Would you quote the material below in full and unchanged?

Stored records
********************

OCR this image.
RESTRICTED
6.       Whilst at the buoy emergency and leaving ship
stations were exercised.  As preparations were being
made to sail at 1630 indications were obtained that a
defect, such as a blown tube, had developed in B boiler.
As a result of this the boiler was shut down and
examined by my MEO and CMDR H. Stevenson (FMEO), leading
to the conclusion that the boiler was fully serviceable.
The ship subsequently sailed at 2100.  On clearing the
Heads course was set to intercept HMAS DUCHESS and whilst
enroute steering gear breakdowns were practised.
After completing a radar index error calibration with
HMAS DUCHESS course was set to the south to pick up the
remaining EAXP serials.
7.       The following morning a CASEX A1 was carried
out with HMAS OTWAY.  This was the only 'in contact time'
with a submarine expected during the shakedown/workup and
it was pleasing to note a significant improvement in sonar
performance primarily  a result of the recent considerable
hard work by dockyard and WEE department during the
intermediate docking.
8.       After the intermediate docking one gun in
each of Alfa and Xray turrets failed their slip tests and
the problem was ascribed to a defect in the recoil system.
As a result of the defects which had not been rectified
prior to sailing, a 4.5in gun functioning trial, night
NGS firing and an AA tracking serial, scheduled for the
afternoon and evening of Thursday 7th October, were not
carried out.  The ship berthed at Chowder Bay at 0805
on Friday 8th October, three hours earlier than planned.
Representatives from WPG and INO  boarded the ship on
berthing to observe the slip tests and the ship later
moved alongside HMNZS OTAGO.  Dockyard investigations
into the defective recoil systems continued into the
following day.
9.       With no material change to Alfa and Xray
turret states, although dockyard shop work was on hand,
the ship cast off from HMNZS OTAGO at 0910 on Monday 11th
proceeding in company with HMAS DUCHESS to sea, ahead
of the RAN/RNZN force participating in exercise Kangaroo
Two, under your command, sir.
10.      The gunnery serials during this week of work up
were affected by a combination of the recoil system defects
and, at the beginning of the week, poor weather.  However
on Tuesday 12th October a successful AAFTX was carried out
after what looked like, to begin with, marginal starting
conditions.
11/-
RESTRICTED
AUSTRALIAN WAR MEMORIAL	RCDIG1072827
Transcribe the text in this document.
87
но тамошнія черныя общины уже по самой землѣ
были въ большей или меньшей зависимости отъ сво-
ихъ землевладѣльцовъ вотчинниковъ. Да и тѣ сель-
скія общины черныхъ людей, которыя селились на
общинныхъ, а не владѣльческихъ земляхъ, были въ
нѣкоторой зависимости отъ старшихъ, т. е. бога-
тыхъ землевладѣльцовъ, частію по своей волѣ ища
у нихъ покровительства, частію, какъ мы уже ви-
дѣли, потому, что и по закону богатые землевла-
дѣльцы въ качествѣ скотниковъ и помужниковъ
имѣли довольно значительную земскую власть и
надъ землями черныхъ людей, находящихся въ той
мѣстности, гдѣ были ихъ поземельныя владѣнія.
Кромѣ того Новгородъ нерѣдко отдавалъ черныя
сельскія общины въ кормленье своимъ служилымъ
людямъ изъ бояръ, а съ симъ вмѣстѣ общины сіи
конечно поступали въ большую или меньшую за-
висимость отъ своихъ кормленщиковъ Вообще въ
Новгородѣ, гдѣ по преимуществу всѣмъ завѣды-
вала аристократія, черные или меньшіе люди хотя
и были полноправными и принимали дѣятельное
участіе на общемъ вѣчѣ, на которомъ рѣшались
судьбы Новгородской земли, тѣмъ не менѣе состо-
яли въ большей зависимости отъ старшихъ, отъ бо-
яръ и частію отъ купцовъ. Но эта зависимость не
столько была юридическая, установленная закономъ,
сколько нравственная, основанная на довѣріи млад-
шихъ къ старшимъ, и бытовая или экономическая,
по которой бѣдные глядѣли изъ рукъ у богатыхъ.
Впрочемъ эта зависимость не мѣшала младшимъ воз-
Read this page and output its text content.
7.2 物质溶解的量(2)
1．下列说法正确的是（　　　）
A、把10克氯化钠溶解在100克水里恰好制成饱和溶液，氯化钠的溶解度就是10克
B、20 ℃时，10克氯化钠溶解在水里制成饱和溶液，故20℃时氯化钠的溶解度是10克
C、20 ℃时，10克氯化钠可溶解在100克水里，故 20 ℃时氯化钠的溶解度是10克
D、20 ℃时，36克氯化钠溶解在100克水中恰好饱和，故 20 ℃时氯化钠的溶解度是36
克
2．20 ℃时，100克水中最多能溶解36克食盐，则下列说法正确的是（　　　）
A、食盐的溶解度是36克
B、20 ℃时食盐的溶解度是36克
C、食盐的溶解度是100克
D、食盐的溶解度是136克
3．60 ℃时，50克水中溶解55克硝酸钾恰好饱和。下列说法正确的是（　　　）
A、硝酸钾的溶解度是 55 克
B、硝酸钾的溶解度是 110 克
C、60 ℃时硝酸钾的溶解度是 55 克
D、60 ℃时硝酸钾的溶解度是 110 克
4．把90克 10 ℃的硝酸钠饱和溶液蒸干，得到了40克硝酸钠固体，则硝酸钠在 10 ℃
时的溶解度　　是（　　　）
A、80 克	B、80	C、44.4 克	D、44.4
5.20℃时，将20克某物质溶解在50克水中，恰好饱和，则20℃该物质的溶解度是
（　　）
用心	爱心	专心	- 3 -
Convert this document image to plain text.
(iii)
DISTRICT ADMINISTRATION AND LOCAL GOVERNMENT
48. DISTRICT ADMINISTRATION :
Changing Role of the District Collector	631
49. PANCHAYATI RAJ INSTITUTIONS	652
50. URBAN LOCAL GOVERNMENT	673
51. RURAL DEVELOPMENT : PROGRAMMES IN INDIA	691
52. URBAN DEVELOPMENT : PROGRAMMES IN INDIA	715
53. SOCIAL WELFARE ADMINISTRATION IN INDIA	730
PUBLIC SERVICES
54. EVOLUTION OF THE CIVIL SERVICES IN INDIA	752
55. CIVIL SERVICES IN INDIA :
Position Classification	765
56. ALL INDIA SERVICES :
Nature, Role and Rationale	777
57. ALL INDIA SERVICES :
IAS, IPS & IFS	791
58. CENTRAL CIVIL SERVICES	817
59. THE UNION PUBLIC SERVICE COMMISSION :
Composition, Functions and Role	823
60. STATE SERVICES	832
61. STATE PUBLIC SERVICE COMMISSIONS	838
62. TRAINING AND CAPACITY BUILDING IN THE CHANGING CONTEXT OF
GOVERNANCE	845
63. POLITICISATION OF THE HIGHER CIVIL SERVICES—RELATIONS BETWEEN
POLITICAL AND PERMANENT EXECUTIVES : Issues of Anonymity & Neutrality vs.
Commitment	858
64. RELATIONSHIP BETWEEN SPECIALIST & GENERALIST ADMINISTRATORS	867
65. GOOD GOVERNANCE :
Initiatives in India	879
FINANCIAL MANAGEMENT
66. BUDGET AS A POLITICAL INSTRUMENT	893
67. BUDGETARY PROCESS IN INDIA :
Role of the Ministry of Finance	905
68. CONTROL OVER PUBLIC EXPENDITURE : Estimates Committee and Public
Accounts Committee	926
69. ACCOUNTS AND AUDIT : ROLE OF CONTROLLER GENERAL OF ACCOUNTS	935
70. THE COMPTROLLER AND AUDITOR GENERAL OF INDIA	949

********************

- [Result]
OCR this image.
RESTRICTED
6.       Whilst at the buoy emergency and leaving ship
stations were exercised.  As preparations were being
made to sail at 1630 indications were obtained that a
defect, such as a blown tube, had developed in B boiler.
As a result of this the boiler was shut down and
examined by my MEO and CMDR H. Stevenson (FMEO), leading
to the conclusion that the boiler was fully serviceable.
The ship subsequently sailed at 2100.  On clearing the
Heads course was set to intercept HMAS DUCHESS and whilst
enroute steering gear breakdowns were practised.
After completing a radar index error calibration with
HMAS DUCHESS course was set to the south to pick up the
remaining EAXP serials.
7.       The following morning a CASEX A1 was carried
out with HMAS OTWAY.  This was the only 'in contact time'
with a submarine expected during the shakedown/workup and
it was pleasing to note a significant improvement in sonar
performance primarily  a result of the recent considerable
hard work by dockyard and WEE department during the
intermediate docking.
8.       After the intermediate docking one gun in
each of Alfa and Xray turrets failed their slip tests and
the problem was ascribed to a defect in the recoil system.
As a result of the defects which had not been rectified
prior to sailing, a 4.5in gun functioning trial, night
NGS firing and an AA tracking serial, scheduled for the
afternoon and evening of Thursday 7th October, were not
carried out.  The ship berthed at Chowder Bay at 0805
on Friday 8th October, three hours earlier than planned.
Representatives from WPG and INO  boarded the ship on
berthing to observe the slip tests and the ship later
moved alongside HMNZS OTAGO.  Dockyard investigations
into the defective recoil systems continued into the
following day.
9.       With no material change to Alfa and Xray
turret states, although dockyard shop work was on hand,
the ship cast off from HMNZS OTAGO at 0910 on Monday 11th
proceeding in company with HMAS DUCHESS to sea, ahead
of the RAN/RNZN force participating in exercise Kangaroo
Two, under your command, sir.
10.      The gunnery serials during this week of work up
were affected by a combination of the recoil system defects
and, at the beginning of the week, poor weather.  However
on Tuesday 12th October a successful AAFTX was carried out
after what looked like, to begin with, marginal starting
conditions.
11/-
RESTRICTED
AUSTRALIAN WAR MEMORIAL	RCDIG1072827
Transcribe the text in this document.
87
но тамошнія черныя общины уже по самой землѣ
были въ большей или меньшей зависимости отъ сво-
ихъ землевладѣльцовъ вотчинниковъ. Да и тѣ сель-
скія общины черныхъ людей, которыя селились на
общинныхъ, а не владѣльческихъ земляхъ, были въ
нѣкоторой зависимости отъ старшихъ, т. е. бога-
тыхъ землевладѣльцовъ, частію по своей волѣ ища
у нихъ покровительства, частію, какъ мы уже ви-
дѣли, потому, что и по закону богатые землевла-
дѣльцы въ качествѣ скотниковъ и помужниковъ
имѣли довольно значительную земскую власть и
надъ землями черныхъ людей, находящихся въ той
мѣстности, гдѣ были ихъ поземельныя владѣнія.
Кромѣ того Новгородъ нерѣдко отдавалъ черныя
сельскія общины въ кормленье своимъ служилымъ
людямъ изъ бояръ, а съ симъ вмѣстѣ общины сіи
конечно поступали въ большую или меньшую за-
висимость отъ своихъ кормленщиковъ Вообще въ
Новгородѣ, гдѣ по преимуществу всѣмъ завѣды-
вала аристократія, черные или меньшіе люди хотя
и были полноправными и принимали дѣятельное
участіе на общемъ вѣчѣ, на которомъ рѣшались
судьбы Новгородской земли, тѣмъ не менѣе состо-
яли въ большей зависимости отъ старшихъ, отъ бо-
яръ и частію отъ купцовъ. Но эта зависимость не
столько была юридическая, установленная закономъ,
сколько нравственная, основанная на довѣріи млад-
шихъ къ старшимъ, и бытовая или экономическая,
по которой бѣдные глядѣли изъ рукъ у богатыхъ.
Впрочемъ эта зависимость не мѣшала младшимъ воз-
Read this page and output its text content.
7.2 物质溶解的量(2)
1．下列说法正确的是（　　　）
A、把10克氯化钠溶解在100克水里恰好制成饱和溶液，氯化钠的溶解度就是10克
B、20 ℃时，10克氯化钠溶解在水里制成饱和溶液，故20℃时氯化钠的溶解度是10克
C、20 ℃时，10克氯化钠可溶解在100克水里，故 20 ℃时氯化钠的溶解度是10克
D、20 ℃时，36克氯化钠溶解在100克水中恰好饱和，故 20 ℃时氯化钠的溶解度是36
克
2．20 ℃时，100克水中最多能溶解36克食盐，则下列说法正确的是（　　　）
A、食盐的溶解度是36克
B、20 ℃时食盐的溶解度是36克
C、食盐的溶解度是100克
D、食盐的溶解度是136克
3．60 ℃时，50克水中溶解55克硝酸钾恰好饱和。下列说法正确的是（　　　）
A、硝酸钾的溶解度是 55 克
B、硝酸钾的溶解度是 110 克
C、60 ℃时硝酸钾的溶解度是 55 克
D、60 ℃时硝酸钾的溶解度是 110 克
4．把90克 10 ℃的硝酸钠饱和溶液蒸干，得到了40克硝酸钠固体，则硝酸钠在 10 ℃
时的溶解度　　是（　　　）
A、80 克	B、80	C、44.4 克	D、44.4
5.20℃时，将20克某物质溶解在50克水中，恰好饱和，则20℃该物质的溶解度是
（　　）
用心	爱心	专心	- 3 -
Convert this document image to plain text.
(iii)
DISTRICT ADMINISTRATION AND LOCAL GOVERNMENT
48. DISTRICT ADMINISTRATION :
Changing Role of the District Collector	631
49. PANCHAYATI RAJ INSTITUTIONS	652
50. URBAN LOCAL GOVERNMENT	673
51. RURAL DEVELOPMENT : PROGRAMMES IN INDIA	691
52. URBAN DEVELOPMENT : PROGRAMMES IN INDIA	715
53. SOCIAL WELFARE ADMINISTRATION IN INDIA	730
PUBLIC SERVICES
54. EVOLUTION OF THE CIVIL SERVICES IN INDIA	752
55. CIVIL SERVICES IN INDIA :
Position Classification	765
56. ALL INDIA SERVICES :
Nature, Role and Rationale	777
57. ALL INDIA SERVICES :
IAS, IPS & IFS	791
58. CENTRAL CIVIL SERVICES	817
59. THE UNION PUBLIC SERVICE COMMISSION :
Composition, Functions and Role	823
60. STATE SERVICES	832
61. STATE PUBLIC SERVICE COMMISSIONS	838
62. TRAINING AND CAPACITY BUILDING IN THE CHANGING CONTEXT OF
GOVERNANCE	845
63. POLITICISATION OF THE HIGHER CIVIL SERVICES—RELATIONS BETWEEN
POLITICAL AND PERMANENT EXECUTIVES : Issues of Anonymity & Neutrality vs.
Commitment	858
64. RELATIONSHIP BETWEEN SPECIALIST & GENERALIST ADMINISTRATORS	867
65. GOOD GOVERNANCE :
Initiatives in India	879
FINANCIAL MANAGEMENT
66. BUDGET AS A POLITICAL INSTRUMENT	893
67. BUDGETARY PROCESS IN INDIA :
Role of the Ministry of Finance	905
68. CONTROL OVER PUBLIC EXPENDITURE : Estimates Committee and Public
Accounts Committee	926
69. ACCOUNTS AND AUDIT : ROLE OF CONTROLLER GENERAL OF ACCOUNTS	935
70. THE COMPTROLLER AND AUDITOR GENERAL OF INDIA	949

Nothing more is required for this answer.